--- Given instruction ---
Extract the entries in their exact form.
— start Task data —
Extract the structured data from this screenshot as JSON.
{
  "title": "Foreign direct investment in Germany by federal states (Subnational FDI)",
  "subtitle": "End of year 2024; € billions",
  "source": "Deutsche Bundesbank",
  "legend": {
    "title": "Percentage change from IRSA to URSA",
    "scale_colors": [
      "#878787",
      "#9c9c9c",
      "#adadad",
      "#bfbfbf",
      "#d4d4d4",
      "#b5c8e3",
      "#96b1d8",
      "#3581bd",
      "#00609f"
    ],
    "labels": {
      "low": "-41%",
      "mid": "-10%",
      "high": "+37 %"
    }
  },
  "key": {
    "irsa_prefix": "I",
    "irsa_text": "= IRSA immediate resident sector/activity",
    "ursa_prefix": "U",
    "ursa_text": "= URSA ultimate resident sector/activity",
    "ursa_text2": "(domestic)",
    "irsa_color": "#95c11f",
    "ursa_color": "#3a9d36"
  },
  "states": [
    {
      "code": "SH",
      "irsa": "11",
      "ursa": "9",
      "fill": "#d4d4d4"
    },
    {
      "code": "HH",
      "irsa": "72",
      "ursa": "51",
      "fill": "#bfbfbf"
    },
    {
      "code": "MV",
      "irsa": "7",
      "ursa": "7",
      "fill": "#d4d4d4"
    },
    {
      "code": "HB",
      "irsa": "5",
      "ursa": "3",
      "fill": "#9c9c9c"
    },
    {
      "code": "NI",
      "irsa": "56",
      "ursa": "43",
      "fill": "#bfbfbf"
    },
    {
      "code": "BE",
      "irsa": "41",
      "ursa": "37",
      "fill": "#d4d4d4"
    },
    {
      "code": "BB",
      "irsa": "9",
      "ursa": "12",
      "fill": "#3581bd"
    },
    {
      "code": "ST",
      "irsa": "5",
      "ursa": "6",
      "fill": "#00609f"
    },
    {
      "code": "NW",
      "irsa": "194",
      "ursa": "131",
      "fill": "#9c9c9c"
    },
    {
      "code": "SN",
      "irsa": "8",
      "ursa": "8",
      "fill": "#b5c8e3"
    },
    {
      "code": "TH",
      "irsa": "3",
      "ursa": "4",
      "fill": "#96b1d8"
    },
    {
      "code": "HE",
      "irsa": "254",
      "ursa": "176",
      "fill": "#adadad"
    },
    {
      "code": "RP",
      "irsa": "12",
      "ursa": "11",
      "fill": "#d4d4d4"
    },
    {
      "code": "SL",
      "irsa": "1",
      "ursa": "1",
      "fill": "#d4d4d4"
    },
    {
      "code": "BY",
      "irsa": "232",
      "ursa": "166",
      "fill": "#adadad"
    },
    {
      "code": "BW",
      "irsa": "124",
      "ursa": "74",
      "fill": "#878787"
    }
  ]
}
— end Task data —
--- Response for this exercise ---
Extract the structured data from this screenshot as JSON.
{
  "title": "Foreign direct investment in Germany by federal states (Subnational FDI)",
  "subtitle": "End of year 2024; € billions",
  "source": "Deutsche Bundesbank",
  "legend": {
    "title": "Percentage change from IRSA to URSA",
    "scale_colors": [
      "#878787",
      "#9c9c9c",
      "#adadad",
      "#bfbfbf",
      "#d4d4d4",
      "#b5c8e3",
      "#96b1d8",
      "#3581bd",
      "#00609f"
    ],
    "labels": {
      "low": "-41%",
      "mid": "-10%",
      "high": "+37 %"
    }
  },
  "key": {
    "irsa_prefix": "I",
    "irsa_text": "= IRSA immediate resident sector/activity",
    "ursa_prefix": "U",
    "ursa_text": "= URSA ultimate resident sector/activity",
    "ursa_text2": "(domestic)",
    "irsa_color": "#95c11f",
    "ursa_color": "#3a9d36"
  },
  "states": [
    {
      "code": "SH",
      "irsa": "11",
      "ursa": "9",
      "fill": "#d4d4d4"
    },
    {
      "code": "HH",
      "irsa": "72",
      "ursa": "51",
      "fill": "#bfbfbf"
    },
    {
      "code": "MV",
      "irsa": "7",
      "ursa": "7",
      "fill": "#d4d4d4"
    },
    {
      "code": "HB",
      "irsa": "5",
      "ursa": "3",
      "fill": "#9c9c9c"
    },
    {
      "code": "NI",
      "irsa": "56",
      "ursa": "43",
      "fill": "#bfbfbf"
    },
    {
      "code": "BE",
      "irsa": "41",
      "ursa": "37",
      "fill": "#d4d4d4"
    },
    {
      "code": "BB",
      "irsa": "9",
      "ursa": "12",
      "fill": "#3581bd"
    },
    {
      "code": "ST",
      "irsa": "5",
      "ursa": "6",
      "fill": "#00609f"
    },
    {
      "code": "NW",
      "irsa": "194",
      "ursa": "131",
      "fill": "#9c9c9c"
    },
    {
      "code": "SN",
      "irsa": "8",
      "ursa": "8",
      "fill": "#b5c8e3"
    },
    {
      "code": "TH",
      "irsa": "3",
      "ursa": "4",
      "fill": "#96b1d8"
    },
    {
      "code": "HE",
      "irsa": "254",
      "ursa": "176",
      "fill": "#adadad"
    },
    {
      "code": "RP",
      "irsa": "12",
      "ursa": "11",
      "fill": "#d4d4d4"
    },
    {
      "code": "SL",
      "irsa": "1",
      "ursa": "1",
      "fill": "#d4d4d4"
    },
    {
      "code": "BY",
      "irsa": "232",
      "ursa": "166",
      "fill": "#adadad"
    },
    {
      "code": "BW",
      "irsa": "124",
      "ursa": "74",
      "fill": "#878787"
    }
  ]
}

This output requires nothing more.